Repeat the data below word for word, starting with its first line and stopping after the line that contains "footer-logo-text: TOSWEETEN <box>306".
--- begin ---
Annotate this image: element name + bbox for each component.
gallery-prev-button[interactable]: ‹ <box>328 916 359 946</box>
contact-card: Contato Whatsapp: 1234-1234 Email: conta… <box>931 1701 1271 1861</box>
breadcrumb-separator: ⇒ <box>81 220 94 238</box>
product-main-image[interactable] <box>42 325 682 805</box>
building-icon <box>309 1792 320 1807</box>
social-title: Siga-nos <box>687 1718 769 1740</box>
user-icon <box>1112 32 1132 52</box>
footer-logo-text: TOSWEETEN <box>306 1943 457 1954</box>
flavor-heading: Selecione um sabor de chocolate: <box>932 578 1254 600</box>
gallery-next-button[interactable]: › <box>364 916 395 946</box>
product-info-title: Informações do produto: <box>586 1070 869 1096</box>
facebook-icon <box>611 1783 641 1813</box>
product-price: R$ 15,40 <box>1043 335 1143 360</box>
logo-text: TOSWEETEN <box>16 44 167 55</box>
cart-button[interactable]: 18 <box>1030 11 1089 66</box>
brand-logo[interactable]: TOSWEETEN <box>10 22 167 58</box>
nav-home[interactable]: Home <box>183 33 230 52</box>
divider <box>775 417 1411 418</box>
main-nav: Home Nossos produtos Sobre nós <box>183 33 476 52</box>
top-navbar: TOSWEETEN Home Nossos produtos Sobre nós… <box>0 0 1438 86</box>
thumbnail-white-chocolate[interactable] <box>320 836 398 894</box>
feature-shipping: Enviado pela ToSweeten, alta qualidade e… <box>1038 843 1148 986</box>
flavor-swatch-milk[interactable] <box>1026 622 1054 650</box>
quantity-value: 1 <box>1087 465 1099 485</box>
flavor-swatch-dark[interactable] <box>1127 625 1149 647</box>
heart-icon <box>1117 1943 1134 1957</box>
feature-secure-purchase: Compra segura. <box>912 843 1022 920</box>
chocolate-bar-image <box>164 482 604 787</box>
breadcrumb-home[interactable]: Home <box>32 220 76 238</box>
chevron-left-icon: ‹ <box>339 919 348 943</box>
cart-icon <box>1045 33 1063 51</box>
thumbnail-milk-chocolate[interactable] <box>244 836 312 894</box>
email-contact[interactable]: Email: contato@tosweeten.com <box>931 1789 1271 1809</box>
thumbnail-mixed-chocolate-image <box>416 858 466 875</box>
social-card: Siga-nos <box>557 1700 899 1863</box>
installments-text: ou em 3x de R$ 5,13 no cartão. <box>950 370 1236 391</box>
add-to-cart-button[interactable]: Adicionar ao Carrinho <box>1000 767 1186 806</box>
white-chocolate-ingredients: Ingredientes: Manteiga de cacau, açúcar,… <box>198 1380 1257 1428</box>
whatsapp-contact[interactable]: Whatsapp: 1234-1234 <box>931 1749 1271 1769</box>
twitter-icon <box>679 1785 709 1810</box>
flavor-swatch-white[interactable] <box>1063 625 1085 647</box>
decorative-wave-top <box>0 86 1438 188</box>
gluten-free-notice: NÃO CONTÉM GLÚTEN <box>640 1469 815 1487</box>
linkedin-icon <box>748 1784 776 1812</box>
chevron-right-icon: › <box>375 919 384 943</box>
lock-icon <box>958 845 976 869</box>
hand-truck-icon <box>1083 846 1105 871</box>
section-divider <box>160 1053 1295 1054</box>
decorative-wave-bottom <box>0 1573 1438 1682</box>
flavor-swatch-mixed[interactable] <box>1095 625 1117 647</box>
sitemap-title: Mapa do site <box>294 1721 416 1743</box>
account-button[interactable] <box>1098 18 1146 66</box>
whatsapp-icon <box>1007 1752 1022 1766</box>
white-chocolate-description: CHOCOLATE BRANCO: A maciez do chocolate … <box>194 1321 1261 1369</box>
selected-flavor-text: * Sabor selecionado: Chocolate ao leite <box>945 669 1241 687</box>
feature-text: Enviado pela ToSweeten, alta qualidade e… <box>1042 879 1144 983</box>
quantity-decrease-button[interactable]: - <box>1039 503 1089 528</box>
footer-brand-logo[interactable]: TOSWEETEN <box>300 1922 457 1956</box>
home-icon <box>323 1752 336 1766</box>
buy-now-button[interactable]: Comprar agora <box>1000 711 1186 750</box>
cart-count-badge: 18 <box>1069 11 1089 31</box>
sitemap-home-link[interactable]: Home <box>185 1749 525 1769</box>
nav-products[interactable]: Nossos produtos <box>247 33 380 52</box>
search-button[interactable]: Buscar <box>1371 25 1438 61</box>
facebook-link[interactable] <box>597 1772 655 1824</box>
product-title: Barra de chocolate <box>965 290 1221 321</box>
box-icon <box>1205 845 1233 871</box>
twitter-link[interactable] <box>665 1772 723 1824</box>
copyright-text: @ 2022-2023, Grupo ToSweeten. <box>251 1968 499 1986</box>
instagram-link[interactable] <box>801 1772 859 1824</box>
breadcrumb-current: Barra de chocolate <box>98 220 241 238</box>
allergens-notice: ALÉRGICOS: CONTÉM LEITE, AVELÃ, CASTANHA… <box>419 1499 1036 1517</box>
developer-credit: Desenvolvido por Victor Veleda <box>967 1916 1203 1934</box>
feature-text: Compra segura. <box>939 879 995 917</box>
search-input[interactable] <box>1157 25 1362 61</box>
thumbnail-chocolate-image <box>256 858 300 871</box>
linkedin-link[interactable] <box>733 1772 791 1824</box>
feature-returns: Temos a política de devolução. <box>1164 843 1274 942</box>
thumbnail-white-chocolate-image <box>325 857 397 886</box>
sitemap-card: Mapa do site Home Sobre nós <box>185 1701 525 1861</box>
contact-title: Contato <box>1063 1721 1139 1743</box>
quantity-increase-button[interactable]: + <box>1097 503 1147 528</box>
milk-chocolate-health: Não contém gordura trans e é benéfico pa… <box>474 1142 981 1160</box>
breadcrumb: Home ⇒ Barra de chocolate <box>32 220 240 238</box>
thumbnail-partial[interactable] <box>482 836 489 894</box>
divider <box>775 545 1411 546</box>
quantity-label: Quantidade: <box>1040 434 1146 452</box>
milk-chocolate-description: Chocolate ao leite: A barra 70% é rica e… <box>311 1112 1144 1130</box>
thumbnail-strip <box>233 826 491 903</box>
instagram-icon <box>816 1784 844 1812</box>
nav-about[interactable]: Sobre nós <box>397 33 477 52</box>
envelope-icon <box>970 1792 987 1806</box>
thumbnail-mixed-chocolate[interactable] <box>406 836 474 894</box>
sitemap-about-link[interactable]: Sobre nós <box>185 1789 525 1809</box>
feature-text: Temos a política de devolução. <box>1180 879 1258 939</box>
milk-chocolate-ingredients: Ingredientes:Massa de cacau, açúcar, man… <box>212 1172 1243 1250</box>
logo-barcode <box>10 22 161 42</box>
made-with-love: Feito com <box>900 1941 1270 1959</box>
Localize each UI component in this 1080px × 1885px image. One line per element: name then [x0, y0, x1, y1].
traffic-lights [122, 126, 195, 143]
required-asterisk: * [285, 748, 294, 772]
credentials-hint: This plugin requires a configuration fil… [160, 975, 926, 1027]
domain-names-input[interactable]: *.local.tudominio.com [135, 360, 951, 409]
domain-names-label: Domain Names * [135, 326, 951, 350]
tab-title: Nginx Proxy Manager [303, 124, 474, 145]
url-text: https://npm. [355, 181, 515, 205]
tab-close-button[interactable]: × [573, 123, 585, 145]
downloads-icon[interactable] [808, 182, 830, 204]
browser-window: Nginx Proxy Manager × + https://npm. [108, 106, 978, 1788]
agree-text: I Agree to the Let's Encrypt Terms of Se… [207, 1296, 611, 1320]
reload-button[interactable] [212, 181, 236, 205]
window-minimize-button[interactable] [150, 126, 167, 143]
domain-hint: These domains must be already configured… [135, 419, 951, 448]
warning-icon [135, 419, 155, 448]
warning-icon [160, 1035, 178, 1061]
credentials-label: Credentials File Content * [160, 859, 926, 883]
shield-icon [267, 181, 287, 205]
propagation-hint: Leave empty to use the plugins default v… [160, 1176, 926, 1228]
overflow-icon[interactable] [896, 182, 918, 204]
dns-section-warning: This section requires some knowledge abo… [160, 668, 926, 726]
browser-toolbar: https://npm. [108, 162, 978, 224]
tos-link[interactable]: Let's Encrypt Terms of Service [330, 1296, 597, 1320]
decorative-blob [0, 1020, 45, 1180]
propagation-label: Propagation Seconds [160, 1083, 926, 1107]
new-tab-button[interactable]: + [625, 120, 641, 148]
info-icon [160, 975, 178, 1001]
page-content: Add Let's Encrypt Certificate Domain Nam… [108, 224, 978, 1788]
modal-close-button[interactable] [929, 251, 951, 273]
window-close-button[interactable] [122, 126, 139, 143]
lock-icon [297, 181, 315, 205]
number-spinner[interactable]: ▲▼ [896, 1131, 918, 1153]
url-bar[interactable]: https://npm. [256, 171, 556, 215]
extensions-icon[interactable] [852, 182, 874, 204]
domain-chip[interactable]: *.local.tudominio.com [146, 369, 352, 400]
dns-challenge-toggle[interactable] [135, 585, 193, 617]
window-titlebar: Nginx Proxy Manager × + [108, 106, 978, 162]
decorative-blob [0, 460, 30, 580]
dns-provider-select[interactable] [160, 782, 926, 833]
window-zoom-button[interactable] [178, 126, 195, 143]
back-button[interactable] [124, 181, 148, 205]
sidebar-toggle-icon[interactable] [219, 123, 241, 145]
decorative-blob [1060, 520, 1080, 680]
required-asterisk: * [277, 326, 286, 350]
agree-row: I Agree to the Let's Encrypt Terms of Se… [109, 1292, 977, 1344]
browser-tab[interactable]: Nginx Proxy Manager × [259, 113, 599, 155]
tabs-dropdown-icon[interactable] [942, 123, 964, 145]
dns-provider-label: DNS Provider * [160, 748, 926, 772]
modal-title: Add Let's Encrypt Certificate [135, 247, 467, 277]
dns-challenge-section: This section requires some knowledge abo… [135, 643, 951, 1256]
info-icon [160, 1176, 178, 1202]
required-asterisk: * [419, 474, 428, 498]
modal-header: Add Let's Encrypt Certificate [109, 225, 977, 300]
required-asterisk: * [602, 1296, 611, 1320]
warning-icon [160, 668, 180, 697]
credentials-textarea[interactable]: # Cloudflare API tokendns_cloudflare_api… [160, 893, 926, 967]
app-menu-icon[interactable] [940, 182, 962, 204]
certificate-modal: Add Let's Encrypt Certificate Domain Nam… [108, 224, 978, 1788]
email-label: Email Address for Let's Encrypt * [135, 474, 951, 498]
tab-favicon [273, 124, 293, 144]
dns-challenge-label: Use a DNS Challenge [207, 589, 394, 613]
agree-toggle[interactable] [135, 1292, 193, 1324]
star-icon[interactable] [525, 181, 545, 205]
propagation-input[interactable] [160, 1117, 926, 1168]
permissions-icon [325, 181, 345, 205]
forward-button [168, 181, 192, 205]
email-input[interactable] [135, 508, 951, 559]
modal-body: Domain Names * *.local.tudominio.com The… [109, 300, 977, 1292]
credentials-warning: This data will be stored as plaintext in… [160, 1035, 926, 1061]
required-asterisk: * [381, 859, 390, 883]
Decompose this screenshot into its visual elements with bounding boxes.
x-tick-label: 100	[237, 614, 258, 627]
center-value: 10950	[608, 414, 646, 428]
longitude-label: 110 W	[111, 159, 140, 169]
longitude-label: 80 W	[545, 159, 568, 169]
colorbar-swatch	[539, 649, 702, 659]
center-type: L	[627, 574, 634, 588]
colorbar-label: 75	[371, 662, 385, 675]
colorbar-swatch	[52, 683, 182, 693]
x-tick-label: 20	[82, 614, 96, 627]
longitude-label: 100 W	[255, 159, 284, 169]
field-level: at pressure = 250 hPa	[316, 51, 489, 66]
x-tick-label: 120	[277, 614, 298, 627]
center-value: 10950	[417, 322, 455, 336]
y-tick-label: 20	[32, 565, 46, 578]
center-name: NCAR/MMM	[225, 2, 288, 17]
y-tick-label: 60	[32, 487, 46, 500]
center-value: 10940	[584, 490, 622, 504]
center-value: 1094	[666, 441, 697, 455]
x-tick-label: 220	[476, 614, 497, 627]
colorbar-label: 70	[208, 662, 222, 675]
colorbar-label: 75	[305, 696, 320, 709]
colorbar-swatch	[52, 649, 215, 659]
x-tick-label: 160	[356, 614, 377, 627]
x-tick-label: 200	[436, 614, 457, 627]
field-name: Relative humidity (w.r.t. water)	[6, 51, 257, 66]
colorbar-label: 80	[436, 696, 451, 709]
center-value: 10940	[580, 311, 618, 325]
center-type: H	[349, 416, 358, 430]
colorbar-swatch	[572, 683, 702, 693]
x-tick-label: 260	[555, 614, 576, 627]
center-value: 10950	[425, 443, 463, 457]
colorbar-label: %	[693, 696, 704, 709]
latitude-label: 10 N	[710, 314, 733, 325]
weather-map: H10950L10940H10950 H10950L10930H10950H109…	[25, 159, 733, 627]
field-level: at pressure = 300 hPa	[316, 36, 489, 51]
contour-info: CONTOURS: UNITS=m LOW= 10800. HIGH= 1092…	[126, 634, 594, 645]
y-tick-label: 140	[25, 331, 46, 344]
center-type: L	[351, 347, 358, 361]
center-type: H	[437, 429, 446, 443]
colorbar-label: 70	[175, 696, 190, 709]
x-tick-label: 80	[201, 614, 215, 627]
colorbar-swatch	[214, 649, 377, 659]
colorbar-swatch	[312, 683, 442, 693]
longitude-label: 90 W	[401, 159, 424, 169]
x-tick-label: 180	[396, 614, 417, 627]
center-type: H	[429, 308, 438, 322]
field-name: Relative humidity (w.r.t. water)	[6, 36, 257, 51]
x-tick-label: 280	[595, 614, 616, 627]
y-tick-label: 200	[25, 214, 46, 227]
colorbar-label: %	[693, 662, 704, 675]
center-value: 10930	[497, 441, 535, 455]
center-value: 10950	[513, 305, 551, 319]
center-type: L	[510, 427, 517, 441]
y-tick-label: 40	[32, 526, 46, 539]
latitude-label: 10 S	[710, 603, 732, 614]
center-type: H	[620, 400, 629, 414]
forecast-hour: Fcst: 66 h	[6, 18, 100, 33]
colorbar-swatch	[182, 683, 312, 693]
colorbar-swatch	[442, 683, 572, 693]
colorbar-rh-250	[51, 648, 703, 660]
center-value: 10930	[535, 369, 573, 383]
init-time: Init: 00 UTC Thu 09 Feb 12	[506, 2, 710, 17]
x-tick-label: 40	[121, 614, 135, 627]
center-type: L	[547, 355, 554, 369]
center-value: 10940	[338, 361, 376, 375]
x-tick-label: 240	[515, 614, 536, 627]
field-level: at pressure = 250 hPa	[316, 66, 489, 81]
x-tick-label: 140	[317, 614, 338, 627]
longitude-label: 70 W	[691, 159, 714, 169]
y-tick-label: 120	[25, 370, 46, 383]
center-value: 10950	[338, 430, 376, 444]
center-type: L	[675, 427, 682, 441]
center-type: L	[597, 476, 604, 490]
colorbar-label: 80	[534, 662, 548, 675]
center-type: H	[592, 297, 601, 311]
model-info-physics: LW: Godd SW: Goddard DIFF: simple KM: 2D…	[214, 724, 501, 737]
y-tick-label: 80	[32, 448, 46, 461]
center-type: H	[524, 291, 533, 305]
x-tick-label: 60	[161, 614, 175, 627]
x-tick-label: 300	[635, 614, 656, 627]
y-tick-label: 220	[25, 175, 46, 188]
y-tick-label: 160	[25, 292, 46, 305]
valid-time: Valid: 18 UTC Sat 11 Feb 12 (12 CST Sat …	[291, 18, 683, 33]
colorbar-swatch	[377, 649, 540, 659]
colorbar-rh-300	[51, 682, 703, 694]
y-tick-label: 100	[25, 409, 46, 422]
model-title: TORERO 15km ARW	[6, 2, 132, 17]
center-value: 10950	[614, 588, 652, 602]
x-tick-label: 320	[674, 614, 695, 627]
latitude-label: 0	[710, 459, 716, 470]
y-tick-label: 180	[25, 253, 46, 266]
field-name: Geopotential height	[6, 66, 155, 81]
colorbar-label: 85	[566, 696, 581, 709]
--- end ---
Final result:
Annotate this image: element name + bbox for each component.
gallery-prev-button[interactable]: ‹ <box>328 916 359 946</box>
contact-card: Contato Whatsapp: 1234-1234 Email: conta… <box>931 1701 1271 1861</box>
breadcrumb-separator: ⇒ <box>81 220 94 238</box>
product-main-image[interactable] <box>42 325 682 805</box>
building-icon <box>309 1792 320 1807</box>
social-title: Siga-nos <box>687 1718 769 1740</box>
user-icon <box>1112 32 1132 52</box>
footer-logo-text: TOSWEETEN <box>306 1943 457 1954</box>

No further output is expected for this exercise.